WRITTEN EXERCISE — Arrange as a numbered list the lines of the listing that begin with the line containing "swirl-logo-icon <box>138 8 160 27</box>" and run through the line containing "distri-description: für BioPro", with both of those lines included and any blank lines left out.
----- MATERIAL FOR THIS EXERCISE -----
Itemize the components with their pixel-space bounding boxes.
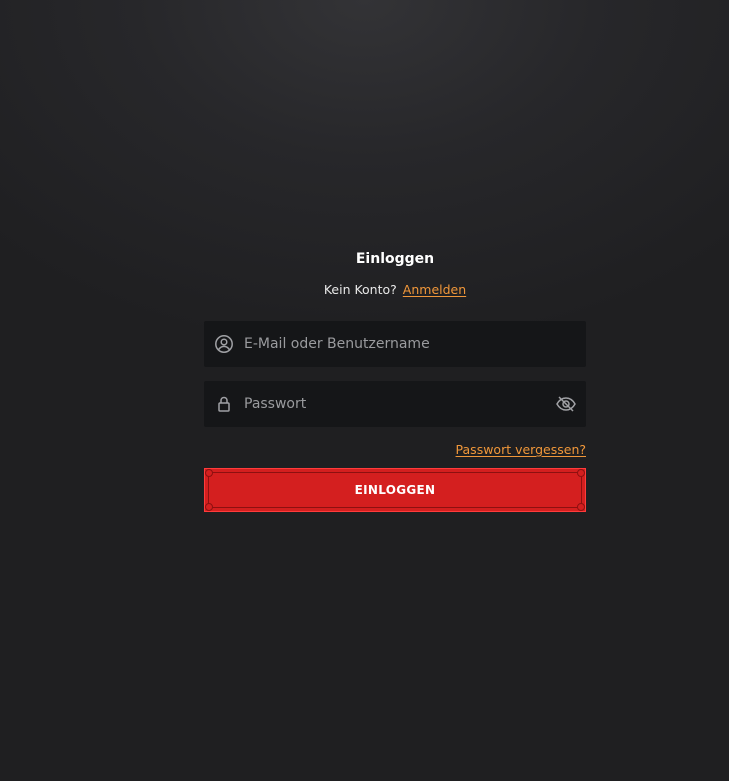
login-button[interactable]: EINLOGGEN bbox=[204, 468, 586, 512]
forgot-password-link[interactable]: Passwort vergessen? bbox=[456, 442, 586, 457]
user-circle-icon bbox=[214, 334, 234, 354]
button-corner-ornament bbox=[205, 503, 213, 511]
eye-off-icon[interactable] bbox=[555, 393, 577, 415]
forgot-password-row: Passwort vergessen? bbox=[204, 441, 586, 459]
button-corner-ornament bbox=[577, 503, 585, 511]
password-input[interactable] bbox=[234, 381, 555, 427]
page-title: Einloggen bbox=[355, 251, 435, 267]
button-corner-ornament bbox=[577, 469, 585, 477]
signup-prompt: Kein Konto? Anmelden bbox=[204, 281, 586, 299]
email-input[interactable] bbox=[234, 321, 586, 367]
lock-icon bbox=[214, 394, 234, 414]
login-panel: Einloggen Kein Konto? Anmelden E-Mail od… bbox=[204, 248, 586, 512]
signup-link[interactable]: Anmelden bbox=[403, 282, 466, 297]
login-button-label: EINLOGGEN bbox=[354, 483, 436, 497]
no-account-text: Kein Konto? bbox=[323, 282, 397, 297]
password-field[interactable] bbox=[204, 381, 586, 427]
email-field[interactable] bbox=[204, 321, 586, 367]
button-corner-ornament bbox=[205, 469, 213, 477]
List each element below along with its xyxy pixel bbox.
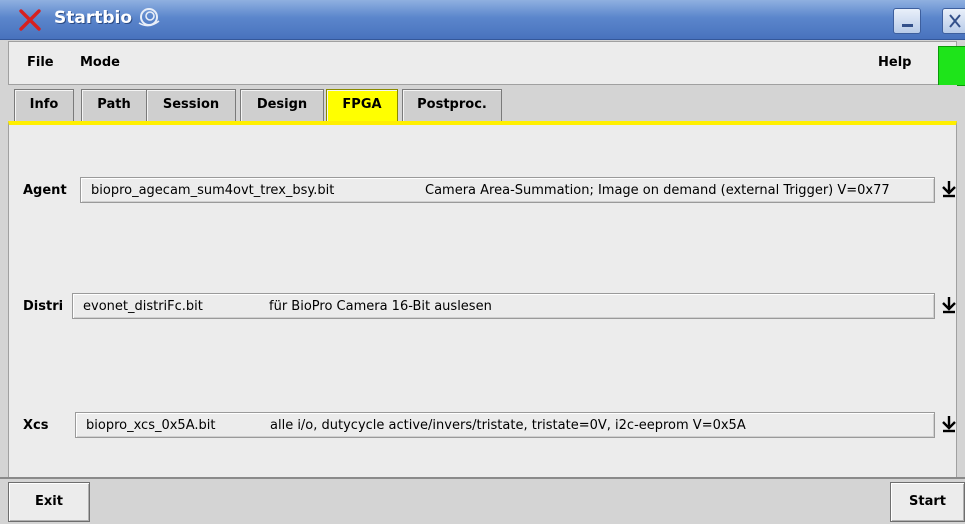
swirl-logo-icon <box>138 8 160 27</box>
agent-description: Camera Area-Summation; Image on demand (… <box>425 183 890 198</box>
exit-button[interactable]: Exit <box>8 482 90 522</box>
fpga-panel: Agent biopro_agecam_sum4ovt_trex_bsy.bit… <box>8 121 957 477</box>
distri-row: Distri evonet_distriFc.bit für BioPro Ca… <box>9 291 958 321</box>
tab-postproc[interactable]: Postproc. <box>402 89 502 123</box>
distri-label: Distri <box>23 299 64 314</box>
window-title: Startbio <box>54 8 133 28</box>
download-arrow-icon <box>942 416 956 433</box>
distri-select[interactable]: evonet_distriFc.bit für BioPro Camera 16… <box>72 293 935 319</box>
xcs-select[interactable]: biopro_xcs_0x5A.bit alle i/o, dutycycle … <box>75 412 935 438</box>
menu-file[interactable]: File <box>27 55 54 70</box>
bottom-bar: Exit Start <box>0 477 965 524</box>
distri-description: für BioPro Camera 16-Bit auslesen <box>269 299 492 314</box>
start-button[interactable]: Start <box>890 482 965 522</box>
xcs-file: biopro_xcs_0x5A.bit <box>86 418 216 433</box>
status-indicator <box>938 46 965 86</box>
agent-dropdown-button[interactable] <box>938 175 960 203</box>
menu-mode[interactable]: Mode <box>80 55 120 70</box>
distri-dropdown-button[interactable] <box>938 291 960 319</box>
download-arrow-icon <box>942 297 956 314</box>
xcs-row: Xcs biopro_xcs_0x5A.bit alle i/o, dutycy… <box>9 410 958 440</box>
xcs-label: Xcs <box>23 418 49 433</box>
close-button[interactable] <box>942 8 965 34</box>
tab-path[interactable]: Path <box>81 89 147 123</box>
app-close-x-icon <box>19 9 41 31</box>
tab-bar: Info Path Session Design FPGA Postproc. <box>8 85 957 123</box>
agent-label: Agent <box>23 183 67 198</box>
download-arrow-icon <box>942 181 956 198</box>
tab-fpga[interactable]: FPGA <box>326 89 398 123</box>
tab-info[interactable]: Info <box>14 89 74 123</box>
close-icon <box>949 14 961 28</box>
menu-bar: File Mode Help <box>8 41 965 86</box>
tab-design[interactable]: Design <box>240 89 324 123</box>
agent-file: biopro_agecam_sum4ovt_trex_bsy.bit <box>91 183 335 198</box>
minimize-button[interactable] <box>893 8 921 34</box>
agent-select[interactable]: biopro_agecam_sum4ovt_trex_bsy.bit Camer… <box>80 177 935 203</box>
agent-row: Agent biopro_agecam_sum4ovt_trex_bsy.bit… <box>9 175 958 205</box>
xcs-dropdown-button[interactable] <box>938 410 960 438</box>
xcs-description: alle i/o, dutycycle active/invers/trista… <box>270 418 746 433</box>
menu-help[interactable]: Help <box>878 55 911 70</box>
distri-file: evonet_distriFc.bit <box>83 299 203 314</box>
title-bar[interactable]: Startbio <box>0 0 965 40</box>
tab-session[interactable]: Session <box>146 89 236 123</box>
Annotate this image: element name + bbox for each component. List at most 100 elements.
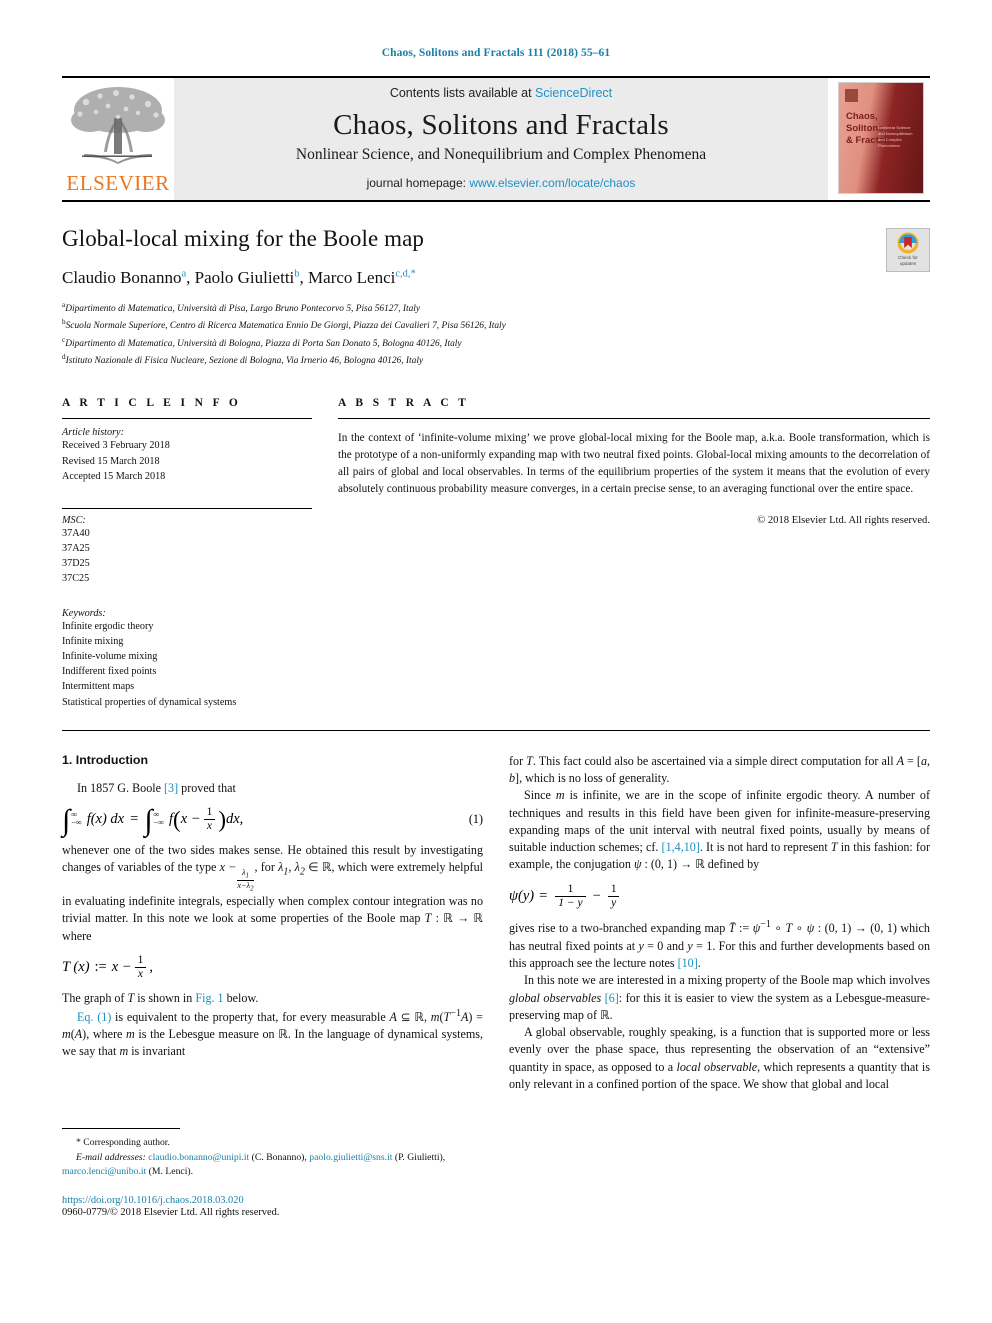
-----
THE ANSWER —
1. swirl-logo-icon <box>138 8 160 27</box>
2. agent-description: Camera Area-Summation; Image on demand (… <box>425 183 890 198</box>
3. exit-button[interactable]: Exit <box>8 482 90 522</box>
4. fpga-panel: Agent biopro_agecam_sum4ovt_trex_bsy.bit… <box>8 121 957 477</box>
5. distri-row: Distri evonet_distriFc.bit für BioPro Ca… <box>9 291 958 321</box>
6. tab-postproc[interactable]: Postproc. <box>402 89 502 123</box>
7. distri-label: Distri <box>23 299 64 314</box>
8. window-title: Startbio <box>54 8 133 28</box>
9. download-arrow-icon <box>942 416 956 433</box>
10. distri-select[interactable]: evonet_distriFc.bit für BioPro Camera 16… <box>72 293 935 319</box>
11. xcs-select[interactable]: biopro_xcs_0x5A.bit alle i/o, dutycycle … <box>75 412 935 438</box>
12. menu-file[interactable]: File <box>27 55 54 70</box>
13. bottom-bar: Exit Start <box>0 477 965 524</box>
14. distri-description: für BioPro Camera 16-Bit auslesen <box>269 299 492 314</box>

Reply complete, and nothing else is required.